**Stored items**.
# # # # # # #

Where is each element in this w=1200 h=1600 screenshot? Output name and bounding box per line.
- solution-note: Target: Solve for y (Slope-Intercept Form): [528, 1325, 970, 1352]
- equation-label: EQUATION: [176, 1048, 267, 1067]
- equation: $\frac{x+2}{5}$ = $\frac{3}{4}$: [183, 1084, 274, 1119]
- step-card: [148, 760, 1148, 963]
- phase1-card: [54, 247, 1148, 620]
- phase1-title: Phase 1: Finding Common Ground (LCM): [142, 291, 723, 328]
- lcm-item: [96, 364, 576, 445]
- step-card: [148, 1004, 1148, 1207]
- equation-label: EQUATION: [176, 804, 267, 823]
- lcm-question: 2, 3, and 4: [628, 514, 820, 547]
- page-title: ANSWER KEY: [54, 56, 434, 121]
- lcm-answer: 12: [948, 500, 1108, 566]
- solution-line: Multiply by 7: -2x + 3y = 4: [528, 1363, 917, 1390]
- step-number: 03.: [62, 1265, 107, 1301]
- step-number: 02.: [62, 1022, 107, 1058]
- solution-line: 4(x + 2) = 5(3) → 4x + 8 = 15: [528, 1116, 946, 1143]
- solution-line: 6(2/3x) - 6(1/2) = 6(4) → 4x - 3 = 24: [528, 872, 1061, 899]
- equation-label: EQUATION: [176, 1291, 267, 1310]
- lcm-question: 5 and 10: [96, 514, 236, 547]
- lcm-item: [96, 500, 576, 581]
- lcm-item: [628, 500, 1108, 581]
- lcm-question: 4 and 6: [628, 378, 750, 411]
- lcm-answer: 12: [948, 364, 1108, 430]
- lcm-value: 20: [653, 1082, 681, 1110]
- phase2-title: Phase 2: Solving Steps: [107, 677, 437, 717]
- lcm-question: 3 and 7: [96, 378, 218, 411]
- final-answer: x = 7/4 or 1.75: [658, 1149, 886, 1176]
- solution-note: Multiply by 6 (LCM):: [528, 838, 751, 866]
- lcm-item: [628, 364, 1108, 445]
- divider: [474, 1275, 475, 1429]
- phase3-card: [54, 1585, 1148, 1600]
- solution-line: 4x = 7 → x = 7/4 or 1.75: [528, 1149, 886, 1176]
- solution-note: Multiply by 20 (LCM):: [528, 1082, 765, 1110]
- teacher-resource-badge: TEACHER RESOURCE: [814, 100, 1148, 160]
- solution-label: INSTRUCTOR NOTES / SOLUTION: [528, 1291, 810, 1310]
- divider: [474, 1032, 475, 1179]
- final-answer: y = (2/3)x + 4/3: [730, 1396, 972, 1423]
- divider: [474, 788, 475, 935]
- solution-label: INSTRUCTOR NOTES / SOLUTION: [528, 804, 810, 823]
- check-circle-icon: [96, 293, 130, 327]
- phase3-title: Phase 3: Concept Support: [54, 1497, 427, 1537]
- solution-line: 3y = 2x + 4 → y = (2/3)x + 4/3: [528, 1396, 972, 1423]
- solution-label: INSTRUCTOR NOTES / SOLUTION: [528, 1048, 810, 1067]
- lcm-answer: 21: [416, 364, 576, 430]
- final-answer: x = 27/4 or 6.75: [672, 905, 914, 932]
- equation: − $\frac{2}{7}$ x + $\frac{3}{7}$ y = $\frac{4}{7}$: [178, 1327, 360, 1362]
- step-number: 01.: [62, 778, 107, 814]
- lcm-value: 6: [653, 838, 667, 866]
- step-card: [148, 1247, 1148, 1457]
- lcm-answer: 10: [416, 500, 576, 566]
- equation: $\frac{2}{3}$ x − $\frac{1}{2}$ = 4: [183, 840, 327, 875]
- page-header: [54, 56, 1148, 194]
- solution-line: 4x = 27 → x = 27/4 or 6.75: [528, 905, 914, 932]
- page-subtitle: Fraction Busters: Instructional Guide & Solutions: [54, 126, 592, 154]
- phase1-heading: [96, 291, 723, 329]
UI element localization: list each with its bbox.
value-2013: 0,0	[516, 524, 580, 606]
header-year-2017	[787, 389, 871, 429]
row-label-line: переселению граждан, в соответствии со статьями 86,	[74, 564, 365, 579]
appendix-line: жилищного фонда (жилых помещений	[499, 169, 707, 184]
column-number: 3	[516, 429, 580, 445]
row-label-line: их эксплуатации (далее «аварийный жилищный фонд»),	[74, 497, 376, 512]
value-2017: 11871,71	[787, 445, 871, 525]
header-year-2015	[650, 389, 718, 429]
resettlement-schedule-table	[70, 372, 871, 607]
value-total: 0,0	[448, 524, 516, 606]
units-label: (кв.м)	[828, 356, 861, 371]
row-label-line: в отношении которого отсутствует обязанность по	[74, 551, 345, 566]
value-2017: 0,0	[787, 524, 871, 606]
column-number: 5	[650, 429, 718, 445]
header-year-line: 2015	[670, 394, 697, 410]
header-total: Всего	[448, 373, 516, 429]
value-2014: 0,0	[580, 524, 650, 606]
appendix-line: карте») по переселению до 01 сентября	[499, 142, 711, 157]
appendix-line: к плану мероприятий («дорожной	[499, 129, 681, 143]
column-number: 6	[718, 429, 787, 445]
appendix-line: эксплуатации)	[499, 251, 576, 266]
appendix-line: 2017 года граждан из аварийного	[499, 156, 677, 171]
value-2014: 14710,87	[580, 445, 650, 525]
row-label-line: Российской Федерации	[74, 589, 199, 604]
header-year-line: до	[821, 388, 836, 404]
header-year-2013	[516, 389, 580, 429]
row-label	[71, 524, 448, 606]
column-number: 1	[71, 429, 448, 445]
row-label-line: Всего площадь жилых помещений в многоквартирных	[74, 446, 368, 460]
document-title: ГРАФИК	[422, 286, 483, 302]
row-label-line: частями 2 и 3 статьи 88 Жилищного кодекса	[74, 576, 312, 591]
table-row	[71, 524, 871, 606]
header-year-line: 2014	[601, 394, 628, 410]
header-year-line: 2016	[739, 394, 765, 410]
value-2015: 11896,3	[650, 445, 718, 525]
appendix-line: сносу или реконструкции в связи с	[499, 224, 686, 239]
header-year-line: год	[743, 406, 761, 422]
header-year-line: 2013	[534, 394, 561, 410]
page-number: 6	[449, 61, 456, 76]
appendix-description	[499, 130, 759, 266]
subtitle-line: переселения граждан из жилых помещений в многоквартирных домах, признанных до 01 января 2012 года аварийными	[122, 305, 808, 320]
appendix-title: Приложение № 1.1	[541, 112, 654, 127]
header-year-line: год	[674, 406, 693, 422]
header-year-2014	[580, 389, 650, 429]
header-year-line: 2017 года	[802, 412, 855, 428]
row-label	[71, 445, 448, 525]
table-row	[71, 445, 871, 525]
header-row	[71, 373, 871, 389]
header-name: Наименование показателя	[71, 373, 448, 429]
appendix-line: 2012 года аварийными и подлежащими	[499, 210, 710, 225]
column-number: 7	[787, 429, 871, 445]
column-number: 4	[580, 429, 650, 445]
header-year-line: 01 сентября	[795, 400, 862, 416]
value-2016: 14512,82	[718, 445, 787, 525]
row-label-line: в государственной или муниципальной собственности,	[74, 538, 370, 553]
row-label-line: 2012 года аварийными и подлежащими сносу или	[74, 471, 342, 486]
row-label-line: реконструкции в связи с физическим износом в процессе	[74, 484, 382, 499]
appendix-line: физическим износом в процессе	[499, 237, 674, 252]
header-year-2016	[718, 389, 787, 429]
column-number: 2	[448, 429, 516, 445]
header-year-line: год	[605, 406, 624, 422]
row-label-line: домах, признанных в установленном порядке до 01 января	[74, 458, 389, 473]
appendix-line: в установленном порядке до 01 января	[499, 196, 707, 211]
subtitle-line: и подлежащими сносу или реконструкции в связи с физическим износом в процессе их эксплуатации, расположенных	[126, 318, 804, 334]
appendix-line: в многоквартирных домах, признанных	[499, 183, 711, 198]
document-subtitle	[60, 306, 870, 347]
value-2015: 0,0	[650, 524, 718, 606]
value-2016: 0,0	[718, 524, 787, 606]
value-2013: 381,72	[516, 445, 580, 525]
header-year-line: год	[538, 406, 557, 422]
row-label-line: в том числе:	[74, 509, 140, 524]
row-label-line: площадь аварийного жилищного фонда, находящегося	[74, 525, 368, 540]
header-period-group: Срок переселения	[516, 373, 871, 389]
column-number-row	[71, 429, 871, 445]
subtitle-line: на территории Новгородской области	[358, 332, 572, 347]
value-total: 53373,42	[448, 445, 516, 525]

# # # # # # #

**EXERCISE**.
Repeat the entries word for word, from the very first line down to the line containing "- solution-line: 4(x", and include that line too.

**ANSWER TO THE TASK**.
Where is each element in this w=1200 h=1600 screenshot? Output name and bounding box per line.
- solution-note: Target: Solve for y (Slope-Intercept Form): [528, 1325, 970, 1352]
- equation-label: EQUATION: [176, 1048, 267, 1067]
- equation: $\frac{x+2}{5}$ = $\frac{3}{4}$: [183, 1084, 274, 1119]
- step-card: [148, 760, 1148, 963]
- phase1-card: [54, 247, 1148, 620]
- phase1-title: Phase 1: Finding Common Ground (LCM): [142, 291, 723, 328]
- lcm-item: [96, 364, 576, 445]
- step-card: [148, 1004, 1148, 1207]
- equation-label: EQUATION: [176, 804, 267, 823]
- lcm-question: 2, 3, and 4: [628, 514, 820, 547]
- page-title: ANSWER KEY: [54, 56, 434, 121]
- lcm-answer: 12: [948, 500, 1108, 566]
- solution-line: Multiply by 7: -2x + 3y = 4: [528, 1363, 917, 1390]
- step-number: 03.: [62, 1265, 107, 1301]
- step-number: 02.: [62, 1022, 107, 1058]
- solution-line: 4(x + 2) = 5(3) → 4x + 8 = 15: [528, 1116, 946, 1143]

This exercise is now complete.